● 課題 1
記録の最初の行から「644, 869, 660]」を含む行までを、両端の行も含めて、JSONの文字列リストに変換してください。一行を一つの文字列とし、空行は入れないでください。

● 本文
__________
見出し画像

あやとり家族⑩

おねしょはいけないこと?


病名にすると夜尿症。ももちゃんは物心ついた時から毎朝おねしょで起きていた。
お尻が冷たい、お布団が濡れている。
自分でも不思議だった。
毎晩、歯を磨いてトイレに行ってから寝るのに朝になるとお布団がびしゃびしゃ。
おしい日も何度もあった。それは、おしっこをしている最中に起きること。
あと少しだったのに、って思っても止めることがどうしてもできない。
そんなことを繰り返す毎日。お母さんの様子が日に日に変わる。

最初のうちは、子どもだから仕方ないと思っていたのか「あら、おねしょしちゃったのね」なんて言ってパンツを取り替えてくれたり着替えを手伝ってくれていた。
だけど、それがどんどん変わっていく。思い出すと今でも怖い。

その一つは雨の降っている日だ。
「またおねしょして!毎日毎日どうするのよ!雨降ってるいるしお布団干せないじゃないの!あー、やだ。おしっこ臭くなっちゃう」
と言いながら室内におねしょのお布団を干し始める。私の着替えは後回し。
自分でタンスを開けてパンツや洋服を探す。
__________
● 与えられた記録
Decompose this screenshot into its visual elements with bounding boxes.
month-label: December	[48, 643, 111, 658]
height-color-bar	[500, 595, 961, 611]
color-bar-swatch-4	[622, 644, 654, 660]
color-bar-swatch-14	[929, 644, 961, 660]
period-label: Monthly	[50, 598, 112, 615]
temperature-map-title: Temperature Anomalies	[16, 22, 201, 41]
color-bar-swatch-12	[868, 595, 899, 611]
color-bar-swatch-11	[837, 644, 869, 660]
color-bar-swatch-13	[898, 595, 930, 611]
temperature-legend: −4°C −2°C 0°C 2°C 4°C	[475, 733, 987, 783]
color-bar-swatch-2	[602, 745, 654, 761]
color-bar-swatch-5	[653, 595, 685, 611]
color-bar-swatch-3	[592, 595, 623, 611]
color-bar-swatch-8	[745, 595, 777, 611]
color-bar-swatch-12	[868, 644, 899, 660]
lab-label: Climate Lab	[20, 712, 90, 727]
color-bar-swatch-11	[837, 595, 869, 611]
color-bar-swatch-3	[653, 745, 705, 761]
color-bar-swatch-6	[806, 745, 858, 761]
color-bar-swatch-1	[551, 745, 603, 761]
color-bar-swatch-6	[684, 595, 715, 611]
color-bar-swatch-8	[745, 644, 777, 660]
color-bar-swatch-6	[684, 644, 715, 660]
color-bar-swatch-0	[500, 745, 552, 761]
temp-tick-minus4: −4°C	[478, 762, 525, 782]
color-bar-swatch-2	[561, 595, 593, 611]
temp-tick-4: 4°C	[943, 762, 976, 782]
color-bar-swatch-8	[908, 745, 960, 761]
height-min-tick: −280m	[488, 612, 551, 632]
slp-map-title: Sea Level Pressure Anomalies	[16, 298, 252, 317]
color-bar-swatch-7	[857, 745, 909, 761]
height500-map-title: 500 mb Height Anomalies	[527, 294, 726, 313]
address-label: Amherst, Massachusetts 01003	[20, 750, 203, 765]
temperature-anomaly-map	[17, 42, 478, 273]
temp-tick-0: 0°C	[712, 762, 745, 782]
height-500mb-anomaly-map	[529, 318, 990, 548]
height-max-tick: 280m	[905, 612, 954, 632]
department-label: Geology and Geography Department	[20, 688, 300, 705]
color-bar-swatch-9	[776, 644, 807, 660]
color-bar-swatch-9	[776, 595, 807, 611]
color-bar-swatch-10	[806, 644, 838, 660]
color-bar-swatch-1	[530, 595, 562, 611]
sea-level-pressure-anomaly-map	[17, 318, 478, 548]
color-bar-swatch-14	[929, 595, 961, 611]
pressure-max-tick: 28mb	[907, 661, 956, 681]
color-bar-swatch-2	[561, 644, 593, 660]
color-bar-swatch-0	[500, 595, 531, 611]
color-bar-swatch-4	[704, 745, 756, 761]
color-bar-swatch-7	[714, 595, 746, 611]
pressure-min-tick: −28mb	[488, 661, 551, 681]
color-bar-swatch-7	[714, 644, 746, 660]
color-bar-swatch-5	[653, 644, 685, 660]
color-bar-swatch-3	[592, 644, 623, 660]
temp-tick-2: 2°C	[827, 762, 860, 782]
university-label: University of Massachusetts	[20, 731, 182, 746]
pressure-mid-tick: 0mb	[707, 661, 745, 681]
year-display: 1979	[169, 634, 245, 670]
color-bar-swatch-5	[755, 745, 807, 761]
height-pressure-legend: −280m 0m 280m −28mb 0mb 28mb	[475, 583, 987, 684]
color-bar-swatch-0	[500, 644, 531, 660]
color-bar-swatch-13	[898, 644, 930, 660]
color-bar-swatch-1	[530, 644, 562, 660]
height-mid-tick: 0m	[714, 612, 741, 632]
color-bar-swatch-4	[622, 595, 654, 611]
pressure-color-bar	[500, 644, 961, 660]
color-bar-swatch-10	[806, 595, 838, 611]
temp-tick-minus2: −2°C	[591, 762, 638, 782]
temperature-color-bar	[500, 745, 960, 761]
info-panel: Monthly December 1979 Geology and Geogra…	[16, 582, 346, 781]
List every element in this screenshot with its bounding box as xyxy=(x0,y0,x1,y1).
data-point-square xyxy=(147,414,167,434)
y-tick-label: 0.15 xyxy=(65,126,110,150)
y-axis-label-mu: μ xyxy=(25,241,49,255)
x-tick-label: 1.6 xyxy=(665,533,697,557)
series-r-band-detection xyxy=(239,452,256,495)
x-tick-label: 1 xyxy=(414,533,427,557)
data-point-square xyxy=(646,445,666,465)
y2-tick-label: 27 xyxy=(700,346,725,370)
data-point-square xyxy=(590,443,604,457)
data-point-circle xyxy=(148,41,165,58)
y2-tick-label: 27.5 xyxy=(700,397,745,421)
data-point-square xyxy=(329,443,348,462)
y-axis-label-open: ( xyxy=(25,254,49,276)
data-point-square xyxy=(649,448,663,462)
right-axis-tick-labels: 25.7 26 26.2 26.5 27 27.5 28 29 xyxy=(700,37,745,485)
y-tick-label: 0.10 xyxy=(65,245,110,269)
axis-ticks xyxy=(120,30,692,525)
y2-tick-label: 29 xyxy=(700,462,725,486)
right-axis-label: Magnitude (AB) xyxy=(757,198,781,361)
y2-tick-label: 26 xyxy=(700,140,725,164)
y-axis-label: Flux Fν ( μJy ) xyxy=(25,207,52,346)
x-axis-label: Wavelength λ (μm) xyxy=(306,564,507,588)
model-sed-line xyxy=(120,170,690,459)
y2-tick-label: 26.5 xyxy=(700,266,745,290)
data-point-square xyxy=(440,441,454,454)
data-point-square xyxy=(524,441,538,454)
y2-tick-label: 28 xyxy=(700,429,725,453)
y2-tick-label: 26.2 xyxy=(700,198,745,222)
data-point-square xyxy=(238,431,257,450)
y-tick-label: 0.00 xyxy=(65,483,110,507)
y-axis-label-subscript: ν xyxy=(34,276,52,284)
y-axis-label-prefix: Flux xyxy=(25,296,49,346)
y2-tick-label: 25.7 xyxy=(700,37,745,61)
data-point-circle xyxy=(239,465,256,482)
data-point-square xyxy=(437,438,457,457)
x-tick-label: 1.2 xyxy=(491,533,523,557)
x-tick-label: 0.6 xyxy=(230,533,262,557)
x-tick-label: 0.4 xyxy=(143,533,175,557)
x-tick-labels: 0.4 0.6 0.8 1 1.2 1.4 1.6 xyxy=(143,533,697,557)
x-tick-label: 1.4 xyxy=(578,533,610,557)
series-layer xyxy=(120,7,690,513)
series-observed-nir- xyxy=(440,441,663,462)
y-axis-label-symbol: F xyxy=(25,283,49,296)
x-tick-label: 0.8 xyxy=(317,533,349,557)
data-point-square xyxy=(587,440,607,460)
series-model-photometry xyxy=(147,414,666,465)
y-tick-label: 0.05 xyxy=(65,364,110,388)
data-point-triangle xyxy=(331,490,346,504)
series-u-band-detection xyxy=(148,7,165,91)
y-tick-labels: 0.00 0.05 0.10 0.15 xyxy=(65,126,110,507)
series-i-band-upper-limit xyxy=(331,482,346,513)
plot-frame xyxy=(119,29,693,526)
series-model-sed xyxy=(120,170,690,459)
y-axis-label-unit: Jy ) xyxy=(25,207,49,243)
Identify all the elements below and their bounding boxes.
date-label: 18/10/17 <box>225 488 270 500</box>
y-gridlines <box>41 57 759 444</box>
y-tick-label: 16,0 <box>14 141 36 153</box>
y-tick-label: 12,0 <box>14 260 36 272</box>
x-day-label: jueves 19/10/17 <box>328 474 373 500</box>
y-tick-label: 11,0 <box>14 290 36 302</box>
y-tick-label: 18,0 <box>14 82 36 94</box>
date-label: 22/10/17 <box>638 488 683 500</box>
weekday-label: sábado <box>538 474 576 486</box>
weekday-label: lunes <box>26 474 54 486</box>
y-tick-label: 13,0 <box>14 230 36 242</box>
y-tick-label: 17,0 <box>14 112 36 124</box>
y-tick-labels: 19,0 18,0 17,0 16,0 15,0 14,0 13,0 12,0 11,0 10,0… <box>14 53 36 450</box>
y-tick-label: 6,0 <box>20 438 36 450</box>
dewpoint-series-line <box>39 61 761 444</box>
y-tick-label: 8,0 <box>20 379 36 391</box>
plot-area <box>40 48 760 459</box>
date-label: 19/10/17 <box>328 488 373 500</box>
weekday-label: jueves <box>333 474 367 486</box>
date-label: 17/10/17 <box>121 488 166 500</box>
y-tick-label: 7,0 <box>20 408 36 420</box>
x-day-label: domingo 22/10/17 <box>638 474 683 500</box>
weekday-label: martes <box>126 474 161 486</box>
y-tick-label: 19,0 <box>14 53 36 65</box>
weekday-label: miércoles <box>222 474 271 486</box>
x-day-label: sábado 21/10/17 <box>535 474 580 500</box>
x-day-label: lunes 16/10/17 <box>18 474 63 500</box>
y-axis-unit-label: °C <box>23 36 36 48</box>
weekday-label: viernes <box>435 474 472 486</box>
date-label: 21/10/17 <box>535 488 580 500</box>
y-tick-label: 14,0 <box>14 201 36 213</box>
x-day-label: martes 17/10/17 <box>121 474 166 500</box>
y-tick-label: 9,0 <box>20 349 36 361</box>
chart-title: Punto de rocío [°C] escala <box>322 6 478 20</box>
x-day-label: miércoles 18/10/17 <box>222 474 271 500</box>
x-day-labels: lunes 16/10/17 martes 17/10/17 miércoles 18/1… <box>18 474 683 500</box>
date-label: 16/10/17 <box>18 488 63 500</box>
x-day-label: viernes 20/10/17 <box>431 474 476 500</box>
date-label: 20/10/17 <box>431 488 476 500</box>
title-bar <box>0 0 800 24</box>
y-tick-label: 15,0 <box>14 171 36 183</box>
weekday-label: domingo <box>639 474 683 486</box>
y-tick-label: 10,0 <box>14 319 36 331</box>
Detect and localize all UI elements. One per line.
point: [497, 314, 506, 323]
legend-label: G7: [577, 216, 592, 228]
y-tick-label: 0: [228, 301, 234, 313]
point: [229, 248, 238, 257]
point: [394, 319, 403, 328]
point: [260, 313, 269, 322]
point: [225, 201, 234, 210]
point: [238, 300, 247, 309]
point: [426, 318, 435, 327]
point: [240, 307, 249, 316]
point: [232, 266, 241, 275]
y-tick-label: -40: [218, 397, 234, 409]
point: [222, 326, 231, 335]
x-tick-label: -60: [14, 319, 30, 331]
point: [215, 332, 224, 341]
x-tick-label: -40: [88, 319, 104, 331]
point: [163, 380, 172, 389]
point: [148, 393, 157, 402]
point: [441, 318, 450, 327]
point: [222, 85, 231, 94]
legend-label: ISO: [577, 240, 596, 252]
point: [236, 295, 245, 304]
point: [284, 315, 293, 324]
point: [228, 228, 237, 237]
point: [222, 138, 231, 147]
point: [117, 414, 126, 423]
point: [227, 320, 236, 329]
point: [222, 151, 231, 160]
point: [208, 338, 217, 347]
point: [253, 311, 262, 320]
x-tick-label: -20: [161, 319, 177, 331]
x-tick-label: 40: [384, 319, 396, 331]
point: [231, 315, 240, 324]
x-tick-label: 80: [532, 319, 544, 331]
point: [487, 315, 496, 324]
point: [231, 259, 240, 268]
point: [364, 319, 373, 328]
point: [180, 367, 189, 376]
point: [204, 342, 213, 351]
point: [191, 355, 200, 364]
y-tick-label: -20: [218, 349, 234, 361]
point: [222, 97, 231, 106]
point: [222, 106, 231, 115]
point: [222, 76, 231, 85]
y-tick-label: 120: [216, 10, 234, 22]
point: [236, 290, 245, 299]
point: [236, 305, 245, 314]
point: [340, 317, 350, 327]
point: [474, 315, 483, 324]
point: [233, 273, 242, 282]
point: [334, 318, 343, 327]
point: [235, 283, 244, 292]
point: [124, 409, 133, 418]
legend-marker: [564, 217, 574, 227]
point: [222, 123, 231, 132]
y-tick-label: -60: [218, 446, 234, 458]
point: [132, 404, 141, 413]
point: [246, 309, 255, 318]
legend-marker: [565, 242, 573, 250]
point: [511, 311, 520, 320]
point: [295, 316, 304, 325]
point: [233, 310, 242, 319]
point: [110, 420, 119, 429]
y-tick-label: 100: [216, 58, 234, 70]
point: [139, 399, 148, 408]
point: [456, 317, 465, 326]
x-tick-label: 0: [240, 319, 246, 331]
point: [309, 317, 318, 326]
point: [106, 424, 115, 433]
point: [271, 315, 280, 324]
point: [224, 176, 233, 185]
__________
● 課題 2
本文のうち「あと少しだったのに、って思っても止めることがどうしてもできない。」から始まり「だけど、それがどんどん変わっていく。思い出すと今でも怖い。」までの部分を、一字も変えずに返してください。

● 解答 1
[
  "Decompose this screenshot into its visual elements with bounding boxes.",
  "month-label: December\t[48, 643, 111, 658]",
  "height-color-bar\t[500, 595, 961, 611]",
  "color-bar-swatch-4\t[622, 644, 654, 660]",
  "color-bar-swatch-14\t[929, 644, 961, 660]",
  "period-label: Monthly\t[50, 598, 112, 615]",
  "temperature-map-title: Temperature Anomalies\t[16, 22, 201, 41]",
  "color-bar-swatch-12\t[868, 595, 899, 611]",
  "color-bar-swatch-11\t[837, 644, 869, 660]"
]

● 解答 2
あと少しだったのに、って思っても止めることがどうしてもできない。
そんなことを繰り返す毎日。お母さんの様子が日に日に変わる。

最初のうちは、子どもだから仕方ないと思っていたのか「あら、おねしょしちゃったのね」なんて言ってパンツを取り替えてくれたり着替えを手伝ってくれていた。
だけど、それがどんどん変わっていく。思い出すと今でも怖い。